Extract every entry word for word.
^^^^
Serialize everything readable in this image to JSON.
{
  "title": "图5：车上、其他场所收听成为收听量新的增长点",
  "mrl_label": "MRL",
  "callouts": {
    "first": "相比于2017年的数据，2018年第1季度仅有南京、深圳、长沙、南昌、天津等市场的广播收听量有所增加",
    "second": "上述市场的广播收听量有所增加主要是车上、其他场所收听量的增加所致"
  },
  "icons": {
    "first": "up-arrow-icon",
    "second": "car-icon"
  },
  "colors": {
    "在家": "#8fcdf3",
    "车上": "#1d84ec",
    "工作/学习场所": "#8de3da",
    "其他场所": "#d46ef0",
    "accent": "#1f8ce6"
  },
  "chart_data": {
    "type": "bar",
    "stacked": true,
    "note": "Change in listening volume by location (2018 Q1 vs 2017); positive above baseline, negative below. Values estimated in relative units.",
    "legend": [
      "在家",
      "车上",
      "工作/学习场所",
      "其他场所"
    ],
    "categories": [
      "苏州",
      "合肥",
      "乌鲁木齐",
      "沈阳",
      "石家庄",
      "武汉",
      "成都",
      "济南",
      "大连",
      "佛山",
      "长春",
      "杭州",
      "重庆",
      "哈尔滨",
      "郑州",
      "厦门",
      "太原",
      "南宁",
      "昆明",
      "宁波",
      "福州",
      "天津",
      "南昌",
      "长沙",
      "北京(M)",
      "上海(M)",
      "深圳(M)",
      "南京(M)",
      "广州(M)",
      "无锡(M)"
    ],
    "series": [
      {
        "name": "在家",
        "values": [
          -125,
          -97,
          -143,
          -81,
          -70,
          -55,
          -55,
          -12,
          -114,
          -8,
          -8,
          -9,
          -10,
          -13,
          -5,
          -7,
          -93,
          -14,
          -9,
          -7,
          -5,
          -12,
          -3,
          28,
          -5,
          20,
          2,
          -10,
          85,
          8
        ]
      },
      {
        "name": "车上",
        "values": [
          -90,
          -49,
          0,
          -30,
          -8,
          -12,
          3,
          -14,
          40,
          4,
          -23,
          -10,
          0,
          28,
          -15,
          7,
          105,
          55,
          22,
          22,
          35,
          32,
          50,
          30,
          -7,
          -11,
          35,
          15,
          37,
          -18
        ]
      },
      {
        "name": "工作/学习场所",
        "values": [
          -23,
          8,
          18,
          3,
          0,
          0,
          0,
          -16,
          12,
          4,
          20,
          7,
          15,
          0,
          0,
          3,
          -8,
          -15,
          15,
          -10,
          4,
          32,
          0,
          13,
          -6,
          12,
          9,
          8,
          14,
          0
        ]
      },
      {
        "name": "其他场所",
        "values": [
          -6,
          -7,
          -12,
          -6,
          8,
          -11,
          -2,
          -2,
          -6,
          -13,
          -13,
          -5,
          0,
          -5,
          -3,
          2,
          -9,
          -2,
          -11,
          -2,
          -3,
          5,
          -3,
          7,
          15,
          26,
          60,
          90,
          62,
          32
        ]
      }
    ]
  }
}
^^^^
Full response =
Serialize everything readable in this image to JSON.
{
  "title": "图5：车上、其他场所收听成为收听量新的增长点",
  "mrl_label": "MRL",
  "callouts": {
    "first": "相比于2017年的数据，2018年第1季度仅有南京、深圳、长沙、南昌、天津等市场的广播收听量有所增加",
    "second": "上述市场的广播收听量有所增加主要是车上、其他场所收听量的增加所致"
  },
  "icons": {
    "first": "up-arrow-icon",
    "second": "car-icon"
  },
  "colors": {
    "在家": "#8fcdf3",
    "车上": "#1d84ec",
    "工作/学习场所": "#8de3da",
    "其他场所": "#d46ef0",
    "accent": "#1f8ce6"
  },
  "chart_data": {
    "type": "bar",
    "stacked": true,
    "note": "Change in listening volume by location (2018 Q1 vs 2017); positive above baseline, negative below. Values estimated in relative units.",
    "legend": [
      "在家",
      "车上",
      "工作/学习场所",
      "其他场所"
    ],
    "categories": [
      "苏州",
      "合肥",
      "乌鲁木齐",
      "沈阳",
      "石家庄",
      "武汉",
      "成都",
      "济南",
      "大连",
      "佛山",
      "长春",
      "杭州",
      "重庆",
      "哈尔滨",
      "郑州",
      "厦门",
      "太原",
      "南宁",
      "昆明",
      "宁波",
      "福州",
      "天津",
      "南昌",
      "长沙",
      "北京(M)",
      "上海(M)",
      "深圳(M)",
      "南京(M)",
      "广州(M)",
      "无锡(M)"
    ],
    "series": [
      {
        "name": "在家",
        "values": [
          -125,
          -97,
          -143,
          -81,
          -70,
          -55,
          -55,
          -12,
          -114,
          -8,
          -8,
          -9,
          -10,
          -13,
          -5,
          -7,
          -93,
          -14,
          -9,
          -7,
          -5,
          -12,
          -3,
          28,
          -5,
          20,
          2,
          -10,
          85,
          8
        ]
      },
      {
        "name": "车上",
        "values": [
          -90,
          -49,
          0,
          -30,
          -8,
          -12,
          3,
          -14,
          40,
          4,
          -23,
          -10,
          0,
          28,
          -15,
          7,
          105,
          55,
          22,
          22,
          35,
          32,
          50,
          30,
          -7,
          -11,
          35,
          15,
          37,
          -18
        ]
      },
      {
        "name": "工作/学习场所",
        "values": [
          -23,
          8,
          18,
          3,
          0,
          0,
          0,
          -16,
          12,
          4,
          20,
          7,
          15,
          0,
          0,
          3,
          -8,
          -15,
          15,
          -10,
          4,
          32,
          0,
          13,
          -6,
          12,
          9,
          8,
          14,
          0
        ]
      },
      {
        "name": "其他场所",
        "values": [
          -6,
          -7,
          -12,
          -6,
          8,
          -11,
          -2,
          -2,
          -6,
          -13,
          -13,
          -5,
          0,
          -5,
          -3,
          2,
          -9,
          -2,
          -11,
          -2,
          -3,
          5,
          -3,
          7,
          15,
          26,
          60,
          90,
          62,
          32
        ]
      }
    ]
  }
}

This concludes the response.